Dataset records on visual material:
— START —
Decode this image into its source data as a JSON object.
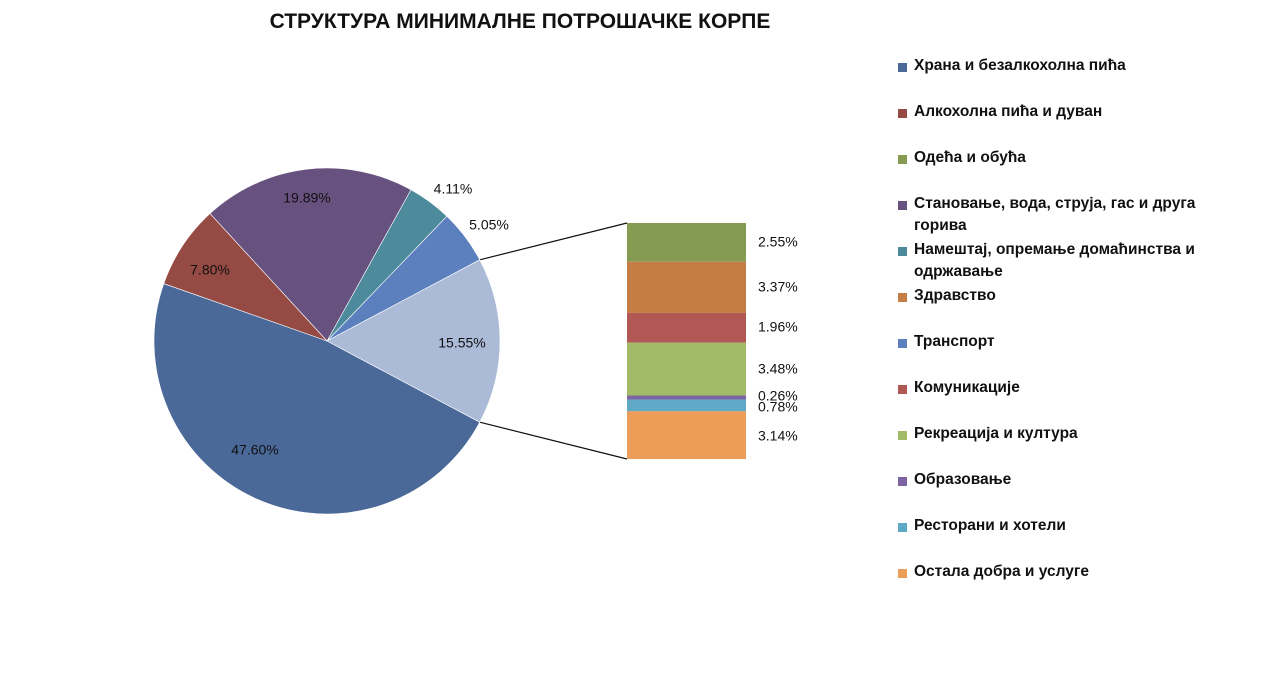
{
  "chart_data": {
    "type": "pie",
    "title": "СТРУКТУРА МИНИМАЛНЕ ПОТРОШАЧКЕ КОРПЕ",
    "pie_slices": [
      {
        "name": "Храна и безалкохолна пића",
        "value": 47.6,
        "label": "47.60%",
        "color": "#4a6898"
      },
      {
        "name": "Алкохолна пића и дуван",
        "value": 7.8,
        "label": "7.80%",
        "color": "#954a44"
      },
      {
        "name": "Становање, вода, струја, гас и друга горива",
        "value": 19.89,
        "label": "19.89%",
        "color": "#67517f"
      },
      {
        "name": "Намештај, опремање домаћинства и одржавање",
        "value": 4.11,
        "label": "4.11%",
        "color": "#4c8a9c"
      },
      {
        "name": "Транспорт",
        "value": 5.05,
        "label": "5.05%",
        "color": "#5c80be"
      },
      {
        "name": "",
        "value": 15.55,
        "label": "15.55%",
        "color": "#abbbd7"
      }
    ],
    "bar_segments": [
      {
        "name": "Одећа и обућа",
        "value": 2.55,
        "label": "2.55%",
        "color": "#859b52"
      },
      {
        "name": "Здравство",
        "value": 3.37,
        "label": "3.37%",
        "color": "#c47d45"
      },
      {
        "name": "Комуникације",
        "value": 1.96,
        "label": "1.96%",
        "color": "#b15855"
      },
      {
        "name": "Рекреација и култура",
        "value": 3.48,
        "label": "3.48%",
        "color": "#a2bb68"
      },
      {
        "name": "Образовање",
        "value": 0.26,
        "label": "0.26%",
        "color": "#7e64a1"
      },
      {
        "name": "Ресторани и хотели",
        "value": 0.78,
        "label": "0.78%",
        "color": "#5fa8c6"
      },
      {
        "name": "Остала добра и услуге",
        "value": 3.14,
        "label": "3.14%",
        "color": "#ec9e59"
      }
    ],
    "legend": [
      {
        "label": "Храна и безалкохолна пића",
        "color": "#4a6898"
      },
      {
        "label": "Алкохолна пића и дуван",
        "color": "#954a44"
      },
      {
        "label": "Одећа и обућа",
        "color": "#859b52"
      },
      {
        "label": "Становање, вода, струја, гас и друга горива",
        "color": "#67517f"
      },
      {
        "label": "Намештај, опремање домаћинства и одржавање",
        "color": "#4c8a9c"
      },
      {
        "label": "Здравство",
        "color": "#c47d45"
      },
      {
        "label": "Транспорт",
        "color": "#5c80be"
      },
      {
        "label": "Комуникације",
        "color": "#b15855"
      },
      {
        "label": "Рекреација и култура",
        "color": "#a2bb68"
      },
      {
        "label": "Образовање",
        "color": "#7e64a1"
      },
      {
        "label": "Ресторани и хотели",
        "color": "#5fa8c6"
      },
      {
        "label": "Остала добра и услуге",
        "color": "#ec9e59"
      }
    ],
    "legend_placement": "right"
  }
}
— END —
State the number of lines in the records that contain the string "Одећа", and nothing more.

### Task solution
2